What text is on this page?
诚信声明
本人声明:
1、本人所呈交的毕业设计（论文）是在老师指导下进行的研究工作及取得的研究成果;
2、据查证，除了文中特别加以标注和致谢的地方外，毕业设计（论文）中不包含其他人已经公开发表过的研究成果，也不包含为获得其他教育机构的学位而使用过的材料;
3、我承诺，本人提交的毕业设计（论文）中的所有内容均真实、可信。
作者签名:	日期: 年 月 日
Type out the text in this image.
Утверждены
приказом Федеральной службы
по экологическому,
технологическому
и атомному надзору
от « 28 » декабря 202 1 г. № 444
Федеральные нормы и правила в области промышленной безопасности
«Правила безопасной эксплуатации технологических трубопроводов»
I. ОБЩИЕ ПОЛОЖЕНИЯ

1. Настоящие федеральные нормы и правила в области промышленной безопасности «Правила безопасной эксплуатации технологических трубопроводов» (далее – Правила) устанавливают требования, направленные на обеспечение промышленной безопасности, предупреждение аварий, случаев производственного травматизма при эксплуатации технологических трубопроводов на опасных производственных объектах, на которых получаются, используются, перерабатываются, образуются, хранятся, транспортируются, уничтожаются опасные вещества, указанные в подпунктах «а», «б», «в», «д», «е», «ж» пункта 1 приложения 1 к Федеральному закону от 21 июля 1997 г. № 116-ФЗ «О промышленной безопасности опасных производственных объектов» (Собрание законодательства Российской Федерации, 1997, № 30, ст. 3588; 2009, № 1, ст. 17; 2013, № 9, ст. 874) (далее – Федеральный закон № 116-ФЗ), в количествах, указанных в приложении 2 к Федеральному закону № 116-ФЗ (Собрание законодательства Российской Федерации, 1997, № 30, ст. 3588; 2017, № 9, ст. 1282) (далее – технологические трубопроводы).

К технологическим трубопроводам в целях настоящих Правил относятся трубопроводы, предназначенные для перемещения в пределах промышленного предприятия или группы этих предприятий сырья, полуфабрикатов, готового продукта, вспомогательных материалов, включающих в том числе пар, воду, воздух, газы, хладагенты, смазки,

* [The problem]
Copy each line holding the word "this" from the listing above.

* [Exercise output]
What text is on this page?
Type out the text in this image.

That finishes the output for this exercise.